● Texte du document

——

Je pèse l’annuaire sur une balance : 860 grammes, soit 0,86 kg.

Étant moi-même chimiste de formation, la chimie quantitative nous renseigne avec transparence que 242 g de cellulose réagit par combustion avec 192 g de dioxygène pour produire 264 g de CO2 et 90 g d’eau. La masse des réactifs (cellulose + dioxygène) est égale à la masse des produits (CO2 + H2O) : 162 g + 192 g = 264 g + 90 g.

  • C6H10O5 + 6 O2 –>  6 CO2 + 5 H2O

Alors, la combustion de 860 g de cellulose avec 1019,26 g de dioxygène, cela produit 1401,48 g de CO2 et 477,77 g d’eau.

La combustion d’un annuaire des pages jaunes équivaut donc à la production de 1,4 kg de CO2. Mais pas 2,3 kg. Je trouve une différence de 900 grammes.

——

● Jeu de données
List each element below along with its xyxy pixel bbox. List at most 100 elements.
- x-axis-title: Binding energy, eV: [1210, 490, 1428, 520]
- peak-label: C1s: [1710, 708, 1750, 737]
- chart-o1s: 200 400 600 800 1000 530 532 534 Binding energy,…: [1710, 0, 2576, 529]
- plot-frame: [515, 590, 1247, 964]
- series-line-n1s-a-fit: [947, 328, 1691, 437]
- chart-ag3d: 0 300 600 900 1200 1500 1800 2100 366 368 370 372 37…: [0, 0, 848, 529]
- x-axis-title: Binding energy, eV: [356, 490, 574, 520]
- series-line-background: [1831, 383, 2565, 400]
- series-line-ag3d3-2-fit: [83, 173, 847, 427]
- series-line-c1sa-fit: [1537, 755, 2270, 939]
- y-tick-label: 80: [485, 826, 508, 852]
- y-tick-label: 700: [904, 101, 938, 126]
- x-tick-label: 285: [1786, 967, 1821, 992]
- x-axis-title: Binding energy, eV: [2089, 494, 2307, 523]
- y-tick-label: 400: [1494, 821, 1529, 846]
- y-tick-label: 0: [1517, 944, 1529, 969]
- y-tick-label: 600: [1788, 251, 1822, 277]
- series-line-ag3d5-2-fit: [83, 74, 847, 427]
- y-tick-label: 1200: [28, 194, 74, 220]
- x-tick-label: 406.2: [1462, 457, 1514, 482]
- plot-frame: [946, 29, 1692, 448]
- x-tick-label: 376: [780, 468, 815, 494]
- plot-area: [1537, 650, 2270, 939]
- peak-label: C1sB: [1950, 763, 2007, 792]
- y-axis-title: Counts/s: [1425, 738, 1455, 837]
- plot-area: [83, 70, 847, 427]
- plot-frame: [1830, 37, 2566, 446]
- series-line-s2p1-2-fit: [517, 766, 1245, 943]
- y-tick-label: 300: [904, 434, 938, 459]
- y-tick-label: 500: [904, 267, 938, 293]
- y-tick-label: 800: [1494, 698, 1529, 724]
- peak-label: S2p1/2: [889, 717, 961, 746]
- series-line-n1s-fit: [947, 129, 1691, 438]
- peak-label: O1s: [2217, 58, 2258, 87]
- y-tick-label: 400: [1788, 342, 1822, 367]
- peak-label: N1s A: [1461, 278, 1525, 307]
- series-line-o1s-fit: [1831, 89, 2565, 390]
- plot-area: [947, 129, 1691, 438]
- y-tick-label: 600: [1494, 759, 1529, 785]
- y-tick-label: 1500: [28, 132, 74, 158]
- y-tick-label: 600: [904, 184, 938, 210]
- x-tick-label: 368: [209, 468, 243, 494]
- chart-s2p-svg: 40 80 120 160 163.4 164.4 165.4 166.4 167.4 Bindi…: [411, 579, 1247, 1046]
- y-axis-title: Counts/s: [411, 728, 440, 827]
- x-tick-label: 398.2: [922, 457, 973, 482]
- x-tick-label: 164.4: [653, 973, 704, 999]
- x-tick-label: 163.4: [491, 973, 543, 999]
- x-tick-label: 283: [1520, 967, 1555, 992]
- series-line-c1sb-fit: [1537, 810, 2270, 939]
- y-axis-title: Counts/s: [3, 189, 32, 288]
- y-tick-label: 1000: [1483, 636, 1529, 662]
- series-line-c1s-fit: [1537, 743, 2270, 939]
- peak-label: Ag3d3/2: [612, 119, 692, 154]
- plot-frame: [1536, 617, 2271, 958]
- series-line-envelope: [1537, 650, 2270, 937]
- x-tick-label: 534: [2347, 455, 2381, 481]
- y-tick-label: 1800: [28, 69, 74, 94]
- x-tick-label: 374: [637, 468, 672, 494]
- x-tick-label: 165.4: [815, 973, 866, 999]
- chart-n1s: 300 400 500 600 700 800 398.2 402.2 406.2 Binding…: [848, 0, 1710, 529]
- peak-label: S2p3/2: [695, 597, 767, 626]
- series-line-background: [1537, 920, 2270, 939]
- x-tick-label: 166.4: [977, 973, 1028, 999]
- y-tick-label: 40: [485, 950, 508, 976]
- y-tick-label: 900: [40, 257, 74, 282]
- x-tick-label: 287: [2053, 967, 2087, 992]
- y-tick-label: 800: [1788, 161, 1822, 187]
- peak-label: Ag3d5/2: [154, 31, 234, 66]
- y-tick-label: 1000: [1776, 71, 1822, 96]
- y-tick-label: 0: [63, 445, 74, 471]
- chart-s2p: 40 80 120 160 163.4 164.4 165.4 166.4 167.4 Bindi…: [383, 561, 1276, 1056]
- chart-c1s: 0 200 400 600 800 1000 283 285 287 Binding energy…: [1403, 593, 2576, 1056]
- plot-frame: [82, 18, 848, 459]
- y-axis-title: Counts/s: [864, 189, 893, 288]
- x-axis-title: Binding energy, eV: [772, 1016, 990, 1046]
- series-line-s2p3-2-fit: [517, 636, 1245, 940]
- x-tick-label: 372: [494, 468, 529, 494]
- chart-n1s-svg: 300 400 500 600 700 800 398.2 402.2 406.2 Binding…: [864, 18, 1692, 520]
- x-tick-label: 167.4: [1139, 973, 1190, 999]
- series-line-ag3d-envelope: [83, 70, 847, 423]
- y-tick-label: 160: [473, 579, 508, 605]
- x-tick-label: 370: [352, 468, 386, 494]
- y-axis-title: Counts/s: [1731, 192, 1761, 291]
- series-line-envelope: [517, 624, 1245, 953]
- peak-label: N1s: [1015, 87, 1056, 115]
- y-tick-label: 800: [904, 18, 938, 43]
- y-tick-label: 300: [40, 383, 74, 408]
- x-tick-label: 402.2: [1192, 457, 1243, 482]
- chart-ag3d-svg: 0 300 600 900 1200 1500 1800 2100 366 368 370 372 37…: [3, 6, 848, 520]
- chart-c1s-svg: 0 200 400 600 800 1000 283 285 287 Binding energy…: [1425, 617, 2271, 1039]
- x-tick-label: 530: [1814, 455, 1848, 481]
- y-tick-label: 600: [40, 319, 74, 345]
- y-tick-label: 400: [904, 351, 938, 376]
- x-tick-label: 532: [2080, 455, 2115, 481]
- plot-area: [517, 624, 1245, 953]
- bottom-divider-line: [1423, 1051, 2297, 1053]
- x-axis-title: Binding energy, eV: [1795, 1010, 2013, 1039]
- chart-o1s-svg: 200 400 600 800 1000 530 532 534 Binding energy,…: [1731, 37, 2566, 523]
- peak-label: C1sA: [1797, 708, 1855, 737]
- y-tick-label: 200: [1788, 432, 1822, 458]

——

● Consigne
Recopiez mot pour mot, s'il vous plaît, le passage du texte du document qui commence à « Alors, la combustion » et se termine à « de 900 grammes. ».

● Corrigé
Alors, la combustion de 860 g de cellulose avec 1019,26 g de dioxygène, cela produit 1401,48 g de CO2 et 477,77 g d’eau.

La combustion d’un annuaire des pages jaunes équivaut donc à la production de 1,4 kg de CO2. Mais pas 2,3 kg. Je trouve une différence de 900 grammes.